(EXERCISE BRIEF):
Pictures do not belong in your copy. Repeat all the other data exactly.

● ● ●

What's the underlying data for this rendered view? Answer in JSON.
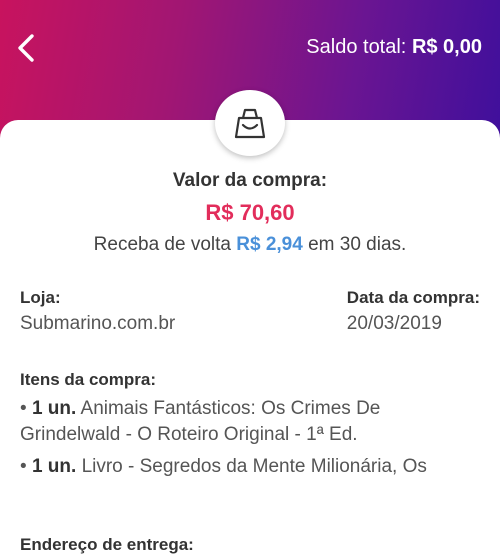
{
  "header": {
    "back_icon": "chevron-left-icon",
    "saldo_label": "Saldo total:",
    "saldo_value": "R$ 0,00",
    "gradient_colors": [
      "#c8135e",
      "#6a1592",
      "#3f0f9c"
    ]
  },
  "badge": {
    "icon": "shopping-bag-icon"
  },
  "summary": {
    "label": "Valor da compra:",
    "total": "R$ 70,60",
    "cashback_prefix": "Receba de volta",
    "cashback_amount": "R$ 2,94",
    "cashback_suffix": "em 30 dias.",
    "total_color": "#e22d5b",
    "cashback_color": "#4a90d9"
  },
  "store": {
    "label": "Loja:",
    "value": "Submarino.com.br"
  },
  "purchase_date": {
    "label": "Data da compra:",
    "value": "20/03/2019"
  },
  "items": {
    "title": "Itens da compra:",
    "list": [
      {
        "bullet": "•",
        "qty": "1 un.",
        "name": "Animais Fantásticos: Os Crimes De Grindelwald - O Roteiro Original - 1ª Ed."
      },
      {
        "bullet": "•",
        "qty": "1 un.",
        "name": "Livro - Segredos da Mente Milionária, Os"
      }
    ]
  },
  "address": {
    "title": "Endereço de entrega:"
  }
}
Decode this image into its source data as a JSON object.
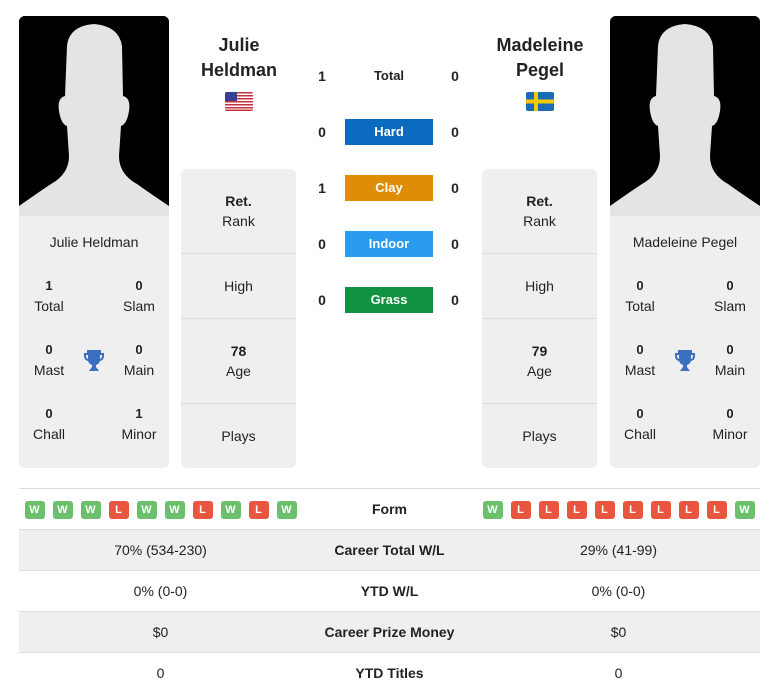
{
  "colors": {
    "hard": "#0a6bbf",
    "clay": "#df8c08",
    "indoor": "#2b9bf0",
    "grass": "#0f9341",
    "win": "#6cbf6c",
    "loss": "#e8563f",
    "trophy": "#3b6fbf"
  },
  "players": [
    {
      "name_line1": "Julie",
      "name_line2": "Heldman",
      "full_name": "Julie Heldman",
      "flag": "us-flag",
      "titles": {
        "total": "1",
        "slam": "0",
        "mast": "0",
        "main": "0",
        "chall": "0",
        "minor": "1"
      },
      "info": {
        "rank_label_bold": "Ret.",
        "rank_label": "Rank",
        "high_label": "High",
        "age_value": "78",
        "age_label": "Age",
        "plays_label": "Plays"
      },
      "form": [
        "W",
        "W",
        "W",
        "L",
        "W",
        "W",
        "L",
        "W",
        "L",
        "W"
      ],
      "career_wl": "70% (534-230)",
      "ytd_wl": "0% (0-0)",
      "prize": "$0",
      "ytd_titles": "0"
    },
    {
      "name_line1": "Madeleine",
      "name_line2": "Pegel",
      "full_name": "Madeleine Pegel",
      "flag": "se-flag",
      "titles": {
        "total": "0",
        "slam": "0",
        "mast": "0",
        "main": "0",
        "chall": "0",
        "minor": "0"
      },
      "info": {
        "rank_label_bold": "Ret.",
        "rank_label": "Rank",
        "high_label": "High",
        "age_value": "79",
        "age_label": "Age",
        "plays_label": "Plays"
      },
      "form": [
        "W",
        "L",
        "L",
        "L",
        "L",
        "L",
        "L",
        "L",
        "L",
        "W"
      ],
      "career_wl": "29% (41-99)",
      "ytd_wl": "0% (0-0)",
      "prize": "$0",
      "ytd_titles": "0"
    }
  ],
  "labels": {
    "total": "Total",
    "slam": "Slam",
    "mast": "Mast",
    "main": "Main",
    "chall": "Chall",
    "minor": "Minor"
  },
  "h2h": [
    {
      "surface": "Total",
      "left": "1",
      "right": "0"
    },
    {
      "surface": "Hard",
      "left": "0",
      "right": "0"
    },
    {
      "surface": "Clay",
      "left": "1",
      "right": "0"
    },
    {
      "surface": "Indoor",
      "left": "0",
      "right": "0"
    },
    {
      "surface": "Grass",
      "left": "0",
      "right": "0"
    }
  ],
  "stats_labels": {
    "form": "Form",
    "career_wl": "Career Total W/L",
    "ytd_wl": "YTD W/L",
    "prize": "Career Prize Money",
    "ytd_titles": "YTD Titles"
  }
}
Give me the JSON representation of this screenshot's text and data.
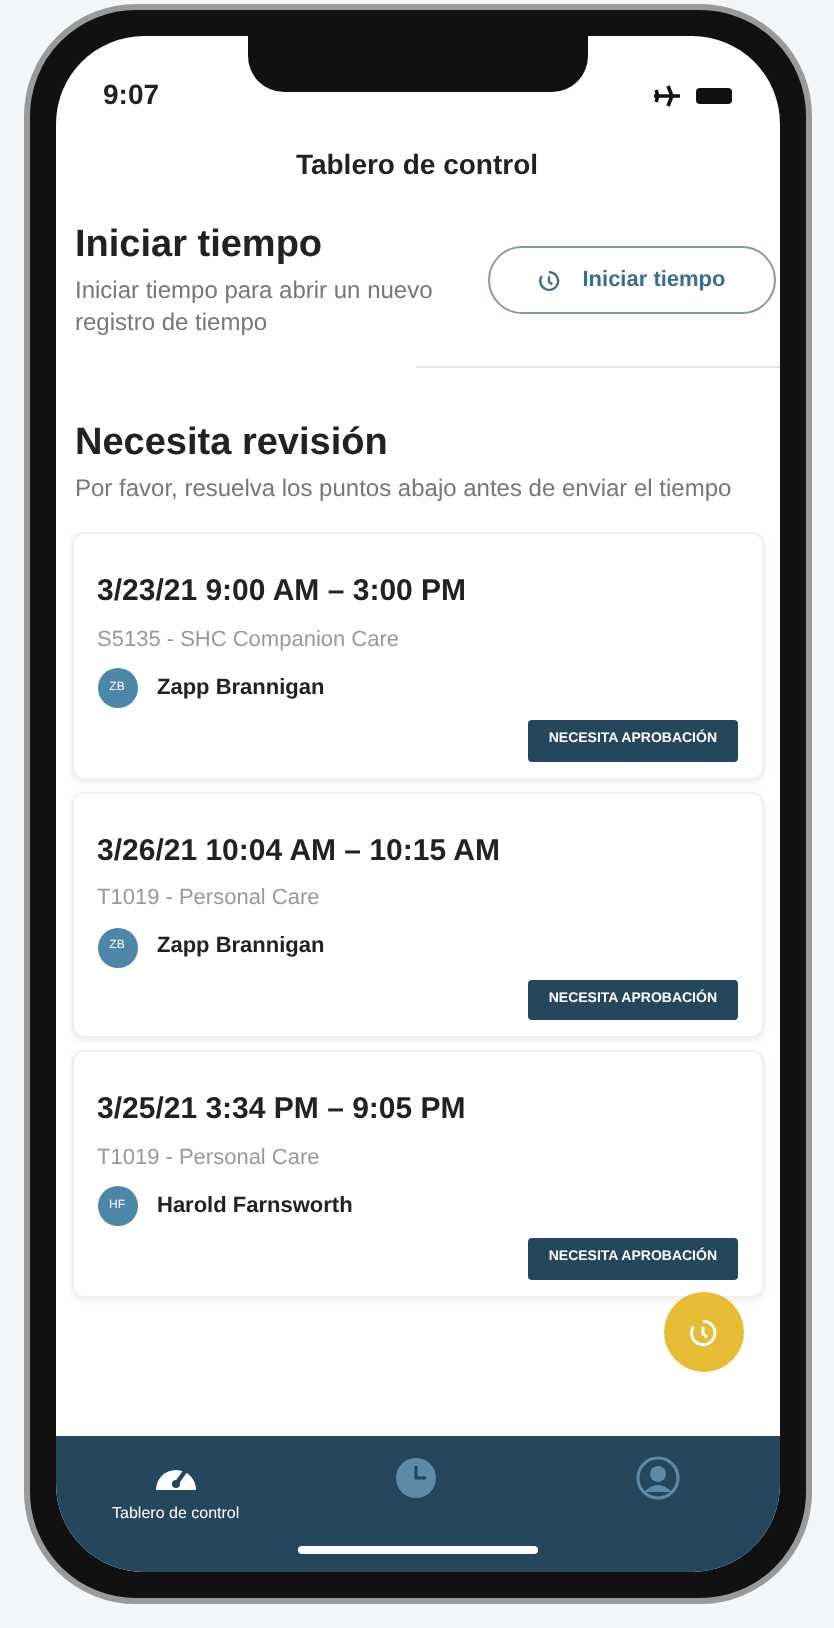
{
  "status_bar": {
    "time": "9:07"
  },
  "header": {
    "title": "Tablero de control"
  },
  "start_section": {
    "title": "Iniciar tiempo",
    "description": "Iniciar tiempo para abrir un nuevo registro de tiempo",
    "button": "Iniciar tiempo"
  },
  "review_section": {
    "title": "Necesita revisión",
    "description": "Por favor, resuelva los puntos abajo antes de enviar el tiempo"
  },
  "entries": [
    {
      "time_range": "3/23/21 9:00 AM – 3:00 PM",
      "service": "S5135 - SHC Companion Care",
      "initials": "ZB",
      "person": "Zapp Brannigan",
      "badge": "NECESITA APROBACIÓN"
    },
    {
      "time_range": "3/26/21 10:04 AM – 10:15 AM",
      "service": "T1019 - Personal Care",
      "initials": "ZB",
      "person": "Zapp Brannigan",
      "badge": "NECESITA APROBACIÓN"
    },
    {
      "time_range": "3/25/21 3:34 PM – 9:05 PM",
      "service": "T1019 - Personal Care",
      "initials": "HF",
      "person": "Harold Farnsworth",
      "badge": "NECESITA APROBACIÓN"
    }
  ],
  "tabs": [
    {
      "kind": "dashboard",
      "label": "Tablero de control",
      "selected": true
    },
    {
      "kind": "clock",
      "selected": false
    },
    {
      "kind": "person",
      "selected": false
    }
  ]
}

● ● ●

(SOLUTION TO THIS PROBLEM):
What's the underlying data for this rendered view? Answer in JSON.
{
  "header": {
    "back_icon": "chevron-left-icon",
    "saldo_label": "Saldo total:",
    "saldo_value": "R$ 0,00",
    "gradient_colors": [
      "#c8135e",
      "#6a1592",
      "#3f0f9c"
    ]
  },
  "badge": {
    "icon": "shopping-bag-icon"
  },
  "summary": {
    "label": "Valor da compra:",
    "total": "R$ 70,60",
    "cashback_prefix": "Receba de volta",
    "cashback_amount": "R$ 2,94",
    "cashback_suffix": "em 30 dias.",
    "total_color": "#e22d5b",
    "cashback_color": "#4a90d9"
  },
  "store": {
    "label": "Loja:",
    "value": "Submarino.com.br"
  },
  "purchase_date": {
    "label": "Data da compra:",
    "value": "20/03/2019"
  },
  "items": {
    "title": "Itens da compra:",
    "list": [
      {
        "bullet": "•",
        "qty": "1 un.",
        "name": "Animais Fantásticos: Os Crimes De Grindelwald - O Roteiro Original - 1ª Ed."
      },
      {
        "bullet": "•",
        "qty": "1 un.",
        "name": "Livro - Segredos da Mente Milionária, Os"
      }
    ]
  },
  "address": {
    "title": "Endereço de entrega:"
  }
}
Decode this image into its source data as a JSON object.
{
  "colors": {
    "hard": "#0a6bbf",
    "clay": "#df8c08",
    "indoor": "#2b9bf0",
    "grass": "#0f9341",
    "win": "#6cbf6c",
    "loss": "#e8563f",
    "trophy": "#3b6fbf"
  },
  "players": [
    {
      "name_line1": "Julie",
      "name_line2": "Heldman",
      "full_name": "Julie Heldman",
      "flag": "us-flag",
      "titles": {
        "total": "1",
        "slam": "0",
        "mast": "0",
        "main": "0",
        "chall": "0",
        "minor": "1"
      },
      "info": {
        "rank_label_bold": "Ret.",
        "rank_label": "Rank",
        "high_label": "High",
        "age_value": "78",
        "age_label": "Age",
        "plays_label": "Plays"
      },
      "form": [
        "W",
        "W",
        "W",
        "L",
        "W",
        "W",
        "L",
        "W",
        "L",
        "W"
      ],
      "career_wl": "70% (534-230)",
      "ytd_wl": "0% (0-0)",
      "prize": "$0",
      "ytd_titles": "0"
    },
    {
      "name_line1": "Madeleine",
      "name_line2": "Pegel",
      "full_name": "Madeleine Pegel",
      "flag": "se-flag",
      "titles": {
        "total": "0",
        "slam": "0",
        "mast": "0",
        "main": "0",
        "chall": "0",
        "minor": "0"
      },
      "info": {
        "rank_label_bold": "Ret.",
        "rank_label": "Rank",
        "high_label": "High",
        "age_value": "79",
        "age_label": "Age",
        "plays_label": "Plays"
      },
      "form": [
        "W",
        "L",
        "L",
        "L",
        "L",
        "L",
        "L",
        "L",
        "L",
        "W"
      ],
      "career_wl": "29% (41-99)",
      "ytd_wl": "0% (0-0)",
      "prize": "$0",
      "ytd_titles": "0"
    }
  ],
  "labels": {
    "total": "Total",
    "slam": "Slam",
    "mast": "Mast",
    "main": "Main",
    "chall": "Chall",
    "minor": "Minor"
  },
  "h2h": [
    {
      "surface": "Total",
      "left": "1",
      "right": "0"
    },
    {
      "surface": "Hard",
      "left": "0",
      "right": "0"
    },
    {
      "surface": "Clay",
      "left": "1",
      "right": "0"
    },
    {
      "surface": "Indoor",
      "left": "0",
      "right": "0"
    },
    {
      "surface": "Grass",
      "left": "0",
      "right": "0"
    }
  ],
  "stats_labels": {
    "form": "Form",
    "career_wl": "Career Total W/L",
    "ytd_wl": "YTD W/L",
    "prize": "Career Prize Money",
    "ytd_titles": "YTD Titles"
  }
}
Give me the JSON representation of this screenshot's text and data.
{
  "status_bar": {
    "time": "9:07"
  },
  "header": {
    "title": "Tablero de control"
  },
  "start_section": {
    "title": "Iniciar tiempo",
    "description": "Iniciar tiempo para abrir un nuevo registro de tiempo",
    "button": "Iniciar tiempo"
  },
  "review_section": {
    "title": "Necesita revisión",
    "description": "Por favor, resuelva los puntos abajo antes de enviar el tiempo"
  },
  "entries": [
    {
      "time_range": "3/23/21 9:00 AM – 3:00 PM",
      "service": "S5135 - SHC Companion Care",
      "initials": "ZB",
      "person": "Zapp Brannigan",
      "badge": "NECESITA APROBACIÓN"
    },
    {
      "time_range": "3/26/21 10:04 AM – 10:15 AM",
      "service": "T1019 - Personal Care",
      "initials": "ZB",
      "person": "Zapp Brannigan",
      "badge": "NECESITA APROBACIÓN"
    },
    {
      "time_range": "3/25/21 3:34 PM – 9:05 PM",
      "service": "T1019 - Personal Care",
      "initials": "HF",
      "person": "Harold Farnsworth",
      "badge": "NECESITA APROBACIÓN"
    }
  ],
  "tabs": [
    {
      "kind": "dashboard",
      "label": "Tablero de control",
      "selected": true
    },
    {
      "kind": "clock",
      "selected": false
    },
    {
      "kind": "person",
      "selected": false
    }
  ]
}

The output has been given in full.